▶ WHAT YOU SHOULD DO
Scan the data below for the string "boshqarishning". Show every line where it turns up.

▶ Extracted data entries

* * * * * * * * *

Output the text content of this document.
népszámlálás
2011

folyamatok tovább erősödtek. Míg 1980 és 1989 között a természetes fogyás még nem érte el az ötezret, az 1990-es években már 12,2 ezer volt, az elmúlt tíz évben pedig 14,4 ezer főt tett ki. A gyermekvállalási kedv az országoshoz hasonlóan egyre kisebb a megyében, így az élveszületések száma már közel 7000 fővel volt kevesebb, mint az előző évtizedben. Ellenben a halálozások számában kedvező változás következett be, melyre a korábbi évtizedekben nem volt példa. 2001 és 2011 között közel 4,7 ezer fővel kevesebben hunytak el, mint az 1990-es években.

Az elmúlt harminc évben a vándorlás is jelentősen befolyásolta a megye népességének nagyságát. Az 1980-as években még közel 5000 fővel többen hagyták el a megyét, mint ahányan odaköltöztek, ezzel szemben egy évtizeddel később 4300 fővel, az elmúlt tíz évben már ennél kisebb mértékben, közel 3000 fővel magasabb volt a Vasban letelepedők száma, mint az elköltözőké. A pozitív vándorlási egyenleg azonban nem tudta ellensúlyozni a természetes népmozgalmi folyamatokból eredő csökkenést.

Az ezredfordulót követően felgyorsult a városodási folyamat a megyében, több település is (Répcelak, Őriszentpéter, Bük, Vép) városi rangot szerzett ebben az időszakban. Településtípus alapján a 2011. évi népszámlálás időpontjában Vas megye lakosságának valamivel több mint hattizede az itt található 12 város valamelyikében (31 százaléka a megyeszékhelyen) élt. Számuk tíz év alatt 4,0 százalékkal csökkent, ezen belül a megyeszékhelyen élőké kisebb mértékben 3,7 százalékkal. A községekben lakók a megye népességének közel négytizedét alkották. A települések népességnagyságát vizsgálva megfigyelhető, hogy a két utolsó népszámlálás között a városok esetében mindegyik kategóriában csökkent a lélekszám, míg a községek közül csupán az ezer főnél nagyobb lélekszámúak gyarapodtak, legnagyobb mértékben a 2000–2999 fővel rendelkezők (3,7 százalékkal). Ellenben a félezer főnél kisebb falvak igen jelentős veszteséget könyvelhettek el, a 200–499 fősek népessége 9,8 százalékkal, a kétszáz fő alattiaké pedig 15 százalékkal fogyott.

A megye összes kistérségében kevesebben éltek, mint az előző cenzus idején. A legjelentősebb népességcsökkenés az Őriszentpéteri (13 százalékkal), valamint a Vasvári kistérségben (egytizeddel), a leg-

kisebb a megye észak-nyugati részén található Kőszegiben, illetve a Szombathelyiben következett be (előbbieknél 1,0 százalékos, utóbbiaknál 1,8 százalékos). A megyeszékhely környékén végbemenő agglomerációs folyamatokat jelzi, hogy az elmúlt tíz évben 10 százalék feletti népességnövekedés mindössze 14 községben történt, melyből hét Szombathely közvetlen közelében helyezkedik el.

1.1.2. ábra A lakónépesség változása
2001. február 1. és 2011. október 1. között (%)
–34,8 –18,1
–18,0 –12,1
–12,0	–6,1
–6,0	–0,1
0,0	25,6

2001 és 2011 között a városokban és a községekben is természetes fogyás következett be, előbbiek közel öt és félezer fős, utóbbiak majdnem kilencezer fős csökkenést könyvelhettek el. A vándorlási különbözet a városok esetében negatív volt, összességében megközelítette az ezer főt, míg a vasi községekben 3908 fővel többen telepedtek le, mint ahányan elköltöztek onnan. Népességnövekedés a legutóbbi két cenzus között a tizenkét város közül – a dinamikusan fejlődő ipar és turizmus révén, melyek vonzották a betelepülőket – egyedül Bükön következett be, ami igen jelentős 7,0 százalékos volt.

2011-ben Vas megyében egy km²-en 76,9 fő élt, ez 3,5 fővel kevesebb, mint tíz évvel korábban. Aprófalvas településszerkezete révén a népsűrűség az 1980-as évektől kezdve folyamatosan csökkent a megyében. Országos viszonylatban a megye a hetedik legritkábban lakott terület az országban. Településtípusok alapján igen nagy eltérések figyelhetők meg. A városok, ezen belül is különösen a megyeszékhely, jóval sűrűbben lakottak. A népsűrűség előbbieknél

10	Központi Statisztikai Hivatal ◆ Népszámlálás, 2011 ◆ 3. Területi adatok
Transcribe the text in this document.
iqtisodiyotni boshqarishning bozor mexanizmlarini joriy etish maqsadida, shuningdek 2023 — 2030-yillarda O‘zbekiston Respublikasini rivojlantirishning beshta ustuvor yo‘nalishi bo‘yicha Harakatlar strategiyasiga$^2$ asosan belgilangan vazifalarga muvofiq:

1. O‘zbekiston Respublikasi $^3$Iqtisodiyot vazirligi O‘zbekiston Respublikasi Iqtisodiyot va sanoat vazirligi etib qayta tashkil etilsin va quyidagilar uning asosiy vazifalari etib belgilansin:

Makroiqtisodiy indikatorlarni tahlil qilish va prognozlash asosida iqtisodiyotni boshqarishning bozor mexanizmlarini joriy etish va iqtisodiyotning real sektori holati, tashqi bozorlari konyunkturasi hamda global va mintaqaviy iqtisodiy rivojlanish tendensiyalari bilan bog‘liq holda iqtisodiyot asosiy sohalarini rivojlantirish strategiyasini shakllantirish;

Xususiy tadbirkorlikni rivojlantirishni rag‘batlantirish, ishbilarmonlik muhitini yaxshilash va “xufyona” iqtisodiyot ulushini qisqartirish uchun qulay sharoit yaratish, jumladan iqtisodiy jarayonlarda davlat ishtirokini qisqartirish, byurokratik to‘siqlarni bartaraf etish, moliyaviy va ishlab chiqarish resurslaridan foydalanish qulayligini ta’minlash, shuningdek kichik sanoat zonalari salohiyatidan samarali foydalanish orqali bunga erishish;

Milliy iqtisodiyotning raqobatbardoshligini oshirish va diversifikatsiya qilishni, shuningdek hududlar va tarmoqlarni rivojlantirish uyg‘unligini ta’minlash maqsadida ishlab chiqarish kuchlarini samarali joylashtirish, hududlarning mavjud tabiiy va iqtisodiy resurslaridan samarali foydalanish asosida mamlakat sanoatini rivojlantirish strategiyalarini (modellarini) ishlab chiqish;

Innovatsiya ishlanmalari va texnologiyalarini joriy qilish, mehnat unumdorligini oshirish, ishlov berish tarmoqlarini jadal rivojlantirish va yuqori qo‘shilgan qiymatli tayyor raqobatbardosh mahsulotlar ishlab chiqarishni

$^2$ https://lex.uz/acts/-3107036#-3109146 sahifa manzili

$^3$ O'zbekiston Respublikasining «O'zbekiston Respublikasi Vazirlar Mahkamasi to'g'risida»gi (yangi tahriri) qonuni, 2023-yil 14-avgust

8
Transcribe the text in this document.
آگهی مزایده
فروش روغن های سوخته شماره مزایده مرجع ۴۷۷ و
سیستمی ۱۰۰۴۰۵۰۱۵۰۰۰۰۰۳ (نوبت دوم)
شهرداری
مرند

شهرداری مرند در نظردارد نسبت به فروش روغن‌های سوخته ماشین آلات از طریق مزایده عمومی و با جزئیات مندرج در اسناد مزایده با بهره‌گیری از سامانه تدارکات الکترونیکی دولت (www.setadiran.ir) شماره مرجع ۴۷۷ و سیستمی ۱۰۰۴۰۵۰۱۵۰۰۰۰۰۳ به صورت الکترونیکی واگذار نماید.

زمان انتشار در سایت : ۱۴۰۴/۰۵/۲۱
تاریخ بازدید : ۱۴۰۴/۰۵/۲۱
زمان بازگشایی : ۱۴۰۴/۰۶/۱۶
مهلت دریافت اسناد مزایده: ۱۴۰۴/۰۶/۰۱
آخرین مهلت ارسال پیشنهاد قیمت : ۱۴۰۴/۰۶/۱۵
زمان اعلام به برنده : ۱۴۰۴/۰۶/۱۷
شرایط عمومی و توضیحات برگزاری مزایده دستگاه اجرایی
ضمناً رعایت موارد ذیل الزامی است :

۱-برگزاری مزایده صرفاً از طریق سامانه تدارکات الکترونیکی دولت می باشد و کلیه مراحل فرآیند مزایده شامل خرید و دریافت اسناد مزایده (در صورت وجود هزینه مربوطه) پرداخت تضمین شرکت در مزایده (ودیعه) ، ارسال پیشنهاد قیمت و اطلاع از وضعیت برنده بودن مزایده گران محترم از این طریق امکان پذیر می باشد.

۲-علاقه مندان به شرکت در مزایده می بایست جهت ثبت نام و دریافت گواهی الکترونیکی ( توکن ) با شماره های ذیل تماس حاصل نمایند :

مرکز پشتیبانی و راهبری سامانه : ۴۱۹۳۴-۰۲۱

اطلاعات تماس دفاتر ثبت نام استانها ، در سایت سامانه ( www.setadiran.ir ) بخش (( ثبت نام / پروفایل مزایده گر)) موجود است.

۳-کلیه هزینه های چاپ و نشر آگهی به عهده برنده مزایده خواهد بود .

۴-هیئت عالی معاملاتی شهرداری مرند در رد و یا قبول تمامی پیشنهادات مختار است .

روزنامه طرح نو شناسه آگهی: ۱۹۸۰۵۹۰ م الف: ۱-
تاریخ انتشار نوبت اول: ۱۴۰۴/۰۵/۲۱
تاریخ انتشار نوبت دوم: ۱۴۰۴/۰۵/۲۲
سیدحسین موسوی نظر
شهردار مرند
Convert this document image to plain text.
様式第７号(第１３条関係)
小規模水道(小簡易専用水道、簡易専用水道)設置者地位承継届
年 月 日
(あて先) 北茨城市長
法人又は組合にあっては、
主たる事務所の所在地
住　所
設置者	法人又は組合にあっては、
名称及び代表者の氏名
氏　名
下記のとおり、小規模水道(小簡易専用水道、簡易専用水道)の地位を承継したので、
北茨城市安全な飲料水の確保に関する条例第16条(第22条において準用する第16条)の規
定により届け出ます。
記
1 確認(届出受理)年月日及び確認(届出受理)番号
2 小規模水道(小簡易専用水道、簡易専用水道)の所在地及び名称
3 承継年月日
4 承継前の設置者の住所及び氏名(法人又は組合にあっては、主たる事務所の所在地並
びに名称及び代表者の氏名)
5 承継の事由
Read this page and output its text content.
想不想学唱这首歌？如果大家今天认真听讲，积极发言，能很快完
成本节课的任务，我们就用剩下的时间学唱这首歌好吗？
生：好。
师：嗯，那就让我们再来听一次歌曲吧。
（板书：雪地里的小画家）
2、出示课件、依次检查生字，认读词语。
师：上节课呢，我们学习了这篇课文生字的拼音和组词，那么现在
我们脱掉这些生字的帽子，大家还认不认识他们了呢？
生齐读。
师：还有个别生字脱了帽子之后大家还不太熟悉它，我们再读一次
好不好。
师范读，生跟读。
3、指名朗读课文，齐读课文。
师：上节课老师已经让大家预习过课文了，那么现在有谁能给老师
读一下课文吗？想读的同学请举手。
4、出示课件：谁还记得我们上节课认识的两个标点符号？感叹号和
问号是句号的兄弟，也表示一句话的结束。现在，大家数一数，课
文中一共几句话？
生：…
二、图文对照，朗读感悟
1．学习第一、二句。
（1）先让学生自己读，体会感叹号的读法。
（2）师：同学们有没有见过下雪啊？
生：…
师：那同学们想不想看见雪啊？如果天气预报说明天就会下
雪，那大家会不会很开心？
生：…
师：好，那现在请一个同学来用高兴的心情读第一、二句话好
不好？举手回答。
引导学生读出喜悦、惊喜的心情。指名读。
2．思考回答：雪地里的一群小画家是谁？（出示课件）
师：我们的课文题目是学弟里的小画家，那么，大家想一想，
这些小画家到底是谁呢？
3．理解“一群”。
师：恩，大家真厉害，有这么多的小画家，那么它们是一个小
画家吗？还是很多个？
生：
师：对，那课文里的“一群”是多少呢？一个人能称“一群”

* * * * * * * * *

▶ RESULT OF THIS EXERCISE
iqtisodiyotni boshqarishning bozor mexanizmlarini joriy etish maqsadida, shuningdek 2023 — 2030-yillarda O‘zbekiston Respublikasini rivojlantirishning beshta ustuvor yo‘nalishi bo‘yicha Harakatlar strategiyasiga$^2$ asosan belgilangan vazifalarga muvofiq:
Makroiqtisodiy indikatorlarni tahlil qilish va prognozlash asosida iqtisodiyotni boshqarishning bozor mexanizmlarini joriy etish va iqtisodiyotning real sektori holati, tashqi bozorlari konyunkturasi hamda global va mintaqaviy iqtisodiy rivojlanish tendensiyalari bilan bog‘liq holda iqtisodiyot asosiy sohalarini rivojlantirish strategiyasini shakllantirish;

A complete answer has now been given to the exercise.